## TASK MATERIAL:
* START *

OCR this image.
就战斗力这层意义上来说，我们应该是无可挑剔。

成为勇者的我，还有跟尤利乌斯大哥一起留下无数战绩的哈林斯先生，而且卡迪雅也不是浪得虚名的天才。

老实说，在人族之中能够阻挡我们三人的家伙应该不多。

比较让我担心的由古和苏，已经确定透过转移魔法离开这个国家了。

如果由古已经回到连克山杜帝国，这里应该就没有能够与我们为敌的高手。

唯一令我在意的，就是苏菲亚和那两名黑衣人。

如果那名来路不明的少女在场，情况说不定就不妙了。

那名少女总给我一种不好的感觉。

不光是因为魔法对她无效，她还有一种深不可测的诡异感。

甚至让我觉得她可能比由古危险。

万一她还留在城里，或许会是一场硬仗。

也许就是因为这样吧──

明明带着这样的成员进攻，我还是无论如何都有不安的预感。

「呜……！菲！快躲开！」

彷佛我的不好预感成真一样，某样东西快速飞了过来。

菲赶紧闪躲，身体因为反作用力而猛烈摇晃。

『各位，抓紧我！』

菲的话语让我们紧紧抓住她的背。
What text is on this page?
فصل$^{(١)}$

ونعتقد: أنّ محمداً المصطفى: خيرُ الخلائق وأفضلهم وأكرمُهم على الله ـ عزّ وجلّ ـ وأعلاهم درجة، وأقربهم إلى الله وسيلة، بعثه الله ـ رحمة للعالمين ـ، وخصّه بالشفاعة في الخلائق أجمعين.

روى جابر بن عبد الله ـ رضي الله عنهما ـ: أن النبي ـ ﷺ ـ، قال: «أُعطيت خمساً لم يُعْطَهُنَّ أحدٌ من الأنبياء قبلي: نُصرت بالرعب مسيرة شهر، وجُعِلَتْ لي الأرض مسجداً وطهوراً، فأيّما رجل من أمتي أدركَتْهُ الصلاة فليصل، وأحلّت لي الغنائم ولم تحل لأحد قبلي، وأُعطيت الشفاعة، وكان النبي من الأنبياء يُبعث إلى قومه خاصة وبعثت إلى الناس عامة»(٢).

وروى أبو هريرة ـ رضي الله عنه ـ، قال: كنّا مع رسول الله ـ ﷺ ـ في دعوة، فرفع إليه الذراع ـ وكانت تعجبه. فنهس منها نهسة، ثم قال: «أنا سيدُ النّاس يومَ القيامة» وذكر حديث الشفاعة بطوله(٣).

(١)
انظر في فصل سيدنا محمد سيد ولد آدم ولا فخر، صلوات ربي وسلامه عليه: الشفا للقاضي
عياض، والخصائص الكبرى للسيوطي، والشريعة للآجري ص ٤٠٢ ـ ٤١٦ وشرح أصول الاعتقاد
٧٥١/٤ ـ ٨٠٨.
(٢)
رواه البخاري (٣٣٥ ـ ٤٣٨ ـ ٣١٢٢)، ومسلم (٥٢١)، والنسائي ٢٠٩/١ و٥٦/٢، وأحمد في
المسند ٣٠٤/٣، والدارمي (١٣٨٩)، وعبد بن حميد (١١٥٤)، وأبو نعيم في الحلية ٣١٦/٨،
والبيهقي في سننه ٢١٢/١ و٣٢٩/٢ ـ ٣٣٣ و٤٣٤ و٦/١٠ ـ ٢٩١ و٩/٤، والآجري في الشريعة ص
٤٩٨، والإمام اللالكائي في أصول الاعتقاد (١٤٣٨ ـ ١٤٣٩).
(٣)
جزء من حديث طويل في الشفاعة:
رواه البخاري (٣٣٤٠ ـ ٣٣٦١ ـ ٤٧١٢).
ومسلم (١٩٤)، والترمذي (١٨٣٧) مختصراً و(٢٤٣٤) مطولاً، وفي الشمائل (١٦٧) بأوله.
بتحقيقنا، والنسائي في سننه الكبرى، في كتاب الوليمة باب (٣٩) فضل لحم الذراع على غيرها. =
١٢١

* END *

Search the entries for the word "حديث", then list each line that holds it.

## RESULT OF THE TASK:
وروى أبو هريرة ـ رضي الله عنه ـ، قال: كنّا مع رسول الله ـ ﷺ ـ في دعوة، فرفع إليه الذراع ـ وكانت تعجبه. فنهس منها نهسة، ثم قال: «أنا سيدُ النّاس يومَ القيامة» وذكر حديث الشفاعة بطوله(٣).
جزء من حديث طويل في الشفاعة:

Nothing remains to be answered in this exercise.